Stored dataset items
++++++++
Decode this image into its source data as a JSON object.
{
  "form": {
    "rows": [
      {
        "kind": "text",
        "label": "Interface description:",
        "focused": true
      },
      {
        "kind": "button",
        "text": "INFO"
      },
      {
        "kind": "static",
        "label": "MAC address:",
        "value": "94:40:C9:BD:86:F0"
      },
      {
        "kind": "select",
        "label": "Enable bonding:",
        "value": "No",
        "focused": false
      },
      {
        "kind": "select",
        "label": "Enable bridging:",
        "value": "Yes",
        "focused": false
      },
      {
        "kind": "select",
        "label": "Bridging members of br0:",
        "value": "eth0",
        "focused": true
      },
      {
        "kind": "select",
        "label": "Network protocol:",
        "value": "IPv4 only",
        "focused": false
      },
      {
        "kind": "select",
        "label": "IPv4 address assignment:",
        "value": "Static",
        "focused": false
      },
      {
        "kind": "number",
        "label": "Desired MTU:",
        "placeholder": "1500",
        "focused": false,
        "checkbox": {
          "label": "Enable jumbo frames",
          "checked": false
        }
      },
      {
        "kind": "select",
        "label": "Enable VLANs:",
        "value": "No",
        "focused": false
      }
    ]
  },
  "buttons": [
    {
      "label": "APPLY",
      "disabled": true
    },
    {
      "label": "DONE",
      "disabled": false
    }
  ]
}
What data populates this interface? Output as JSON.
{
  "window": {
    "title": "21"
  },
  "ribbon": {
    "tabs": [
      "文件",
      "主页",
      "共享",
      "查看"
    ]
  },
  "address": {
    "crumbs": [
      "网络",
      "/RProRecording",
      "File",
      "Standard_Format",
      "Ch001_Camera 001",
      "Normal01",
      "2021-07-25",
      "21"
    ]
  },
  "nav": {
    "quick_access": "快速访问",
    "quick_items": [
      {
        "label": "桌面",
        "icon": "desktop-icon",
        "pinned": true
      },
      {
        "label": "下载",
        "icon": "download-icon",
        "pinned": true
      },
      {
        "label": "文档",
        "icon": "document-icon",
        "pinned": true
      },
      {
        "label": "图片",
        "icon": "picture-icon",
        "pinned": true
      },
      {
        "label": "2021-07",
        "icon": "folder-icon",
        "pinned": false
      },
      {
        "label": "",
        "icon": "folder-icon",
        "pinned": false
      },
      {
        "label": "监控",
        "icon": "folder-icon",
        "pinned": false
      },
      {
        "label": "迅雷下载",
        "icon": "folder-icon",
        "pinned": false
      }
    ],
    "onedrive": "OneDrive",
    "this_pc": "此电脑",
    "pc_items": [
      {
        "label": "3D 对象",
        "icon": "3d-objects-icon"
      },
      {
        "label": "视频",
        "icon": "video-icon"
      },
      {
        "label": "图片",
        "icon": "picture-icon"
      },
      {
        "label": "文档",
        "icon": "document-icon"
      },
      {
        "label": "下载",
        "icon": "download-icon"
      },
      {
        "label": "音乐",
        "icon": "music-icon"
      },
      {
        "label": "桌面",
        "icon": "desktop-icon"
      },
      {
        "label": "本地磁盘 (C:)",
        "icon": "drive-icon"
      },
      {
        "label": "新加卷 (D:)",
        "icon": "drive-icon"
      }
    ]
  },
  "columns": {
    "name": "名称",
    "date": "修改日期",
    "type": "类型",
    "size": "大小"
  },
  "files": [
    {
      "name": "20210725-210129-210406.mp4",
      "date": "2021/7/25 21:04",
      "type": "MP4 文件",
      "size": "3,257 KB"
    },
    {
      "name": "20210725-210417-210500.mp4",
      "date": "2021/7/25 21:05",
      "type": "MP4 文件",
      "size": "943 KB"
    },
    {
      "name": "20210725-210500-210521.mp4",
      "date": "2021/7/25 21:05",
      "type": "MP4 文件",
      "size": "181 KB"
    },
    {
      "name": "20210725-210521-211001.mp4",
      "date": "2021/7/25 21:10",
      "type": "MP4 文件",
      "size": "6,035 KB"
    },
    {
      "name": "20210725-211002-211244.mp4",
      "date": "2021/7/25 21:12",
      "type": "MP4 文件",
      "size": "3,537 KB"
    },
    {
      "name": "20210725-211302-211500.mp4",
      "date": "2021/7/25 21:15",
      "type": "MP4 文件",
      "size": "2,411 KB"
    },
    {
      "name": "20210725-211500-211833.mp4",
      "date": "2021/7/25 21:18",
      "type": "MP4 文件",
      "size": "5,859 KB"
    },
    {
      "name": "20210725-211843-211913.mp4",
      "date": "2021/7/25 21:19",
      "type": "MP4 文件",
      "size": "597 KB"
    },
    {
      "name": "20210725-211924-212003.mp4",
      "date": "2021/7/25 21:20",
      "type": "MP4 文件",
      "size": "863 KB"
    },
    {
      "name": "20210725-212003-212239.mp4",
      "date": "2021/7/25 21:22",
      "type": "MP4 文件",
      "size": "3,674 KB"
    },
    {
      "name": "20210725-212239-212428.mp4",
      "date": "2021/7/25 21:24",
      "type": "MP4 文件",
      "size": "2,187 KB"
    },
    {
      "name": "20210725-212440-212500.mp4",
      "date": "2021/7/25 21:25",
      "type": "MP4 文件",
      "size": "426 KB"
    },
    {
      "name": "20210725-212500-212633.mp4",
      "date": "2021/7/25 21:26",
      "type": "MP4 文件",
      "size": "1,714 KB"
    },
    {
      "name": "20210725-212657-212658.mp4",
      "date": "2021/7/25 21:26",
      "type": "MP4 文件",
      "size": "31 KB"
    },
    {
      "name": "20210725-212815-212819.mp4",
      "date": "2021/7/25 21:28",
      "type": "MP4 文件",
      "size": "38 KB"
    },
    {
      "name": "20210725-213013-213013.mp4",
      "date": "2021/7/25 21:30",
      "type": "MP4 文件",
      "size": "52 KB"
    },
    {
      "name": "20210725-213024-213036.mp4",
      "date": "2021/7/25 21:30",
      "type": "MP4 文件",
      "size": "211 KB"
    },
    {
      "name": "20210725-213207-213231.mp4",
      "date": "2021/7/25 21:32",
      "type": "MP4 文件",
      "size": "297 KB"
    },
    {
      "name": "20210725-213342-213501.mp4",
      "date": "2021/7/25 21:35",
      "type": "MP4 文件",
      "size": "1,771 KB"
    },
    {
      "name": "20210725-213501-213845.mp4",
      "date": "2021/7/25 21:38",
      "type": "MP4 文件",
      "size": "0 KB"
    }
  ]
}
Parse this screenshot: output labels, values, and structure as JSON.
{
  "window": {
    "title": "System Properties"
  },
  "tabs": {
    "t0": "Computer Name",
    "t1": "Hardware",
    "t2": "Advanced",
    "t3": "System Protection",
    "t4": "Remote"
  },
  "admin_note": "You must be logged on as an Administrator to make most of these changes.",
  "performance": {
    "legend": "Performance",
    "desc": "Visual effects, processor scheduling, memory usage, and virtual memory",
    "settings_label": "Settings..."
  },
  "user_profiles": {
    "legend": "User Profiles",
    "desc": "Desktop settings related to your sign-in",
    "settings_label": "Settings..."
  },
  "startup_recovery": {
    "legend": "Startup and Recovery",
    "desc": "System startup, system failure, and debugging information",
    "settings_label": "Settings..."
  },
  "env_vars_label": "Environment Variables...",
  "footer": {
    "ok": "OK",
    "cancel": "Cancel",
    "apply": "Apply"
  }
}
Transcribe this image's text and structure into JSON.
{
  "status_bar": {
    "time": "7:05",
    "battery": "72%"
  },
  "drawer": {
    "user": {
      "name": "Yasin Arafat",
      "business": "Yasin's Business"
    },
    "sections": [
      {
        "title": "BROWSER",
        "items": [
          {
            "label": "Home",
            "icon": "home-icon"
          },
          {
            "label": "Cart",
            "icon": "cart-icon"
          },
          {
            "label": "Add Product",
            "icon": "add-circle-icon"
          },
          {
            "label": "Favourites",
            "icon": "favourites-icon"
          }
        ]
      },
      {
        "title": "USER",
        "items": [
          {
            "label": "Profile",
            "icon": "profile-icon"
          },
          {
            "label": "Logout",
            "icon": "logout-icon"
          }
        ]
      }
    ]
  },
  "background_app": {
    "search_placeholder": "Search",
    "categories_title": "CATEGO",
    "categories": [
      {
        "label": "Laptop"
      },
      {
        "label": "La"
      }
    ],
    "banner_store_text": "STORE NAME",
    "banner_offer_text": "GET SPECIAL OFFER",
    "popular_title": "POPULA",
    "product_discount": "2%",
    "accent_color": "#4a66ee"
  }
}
++++++++
◆ WHAT IS EXPECTED ◆
Every line of the records that includes the word "image" should be gathered.

◆ TASK OUTPUT ◆
Decode this image into its source data as a JSON object.
Transcribe this image's text and structure into JSON.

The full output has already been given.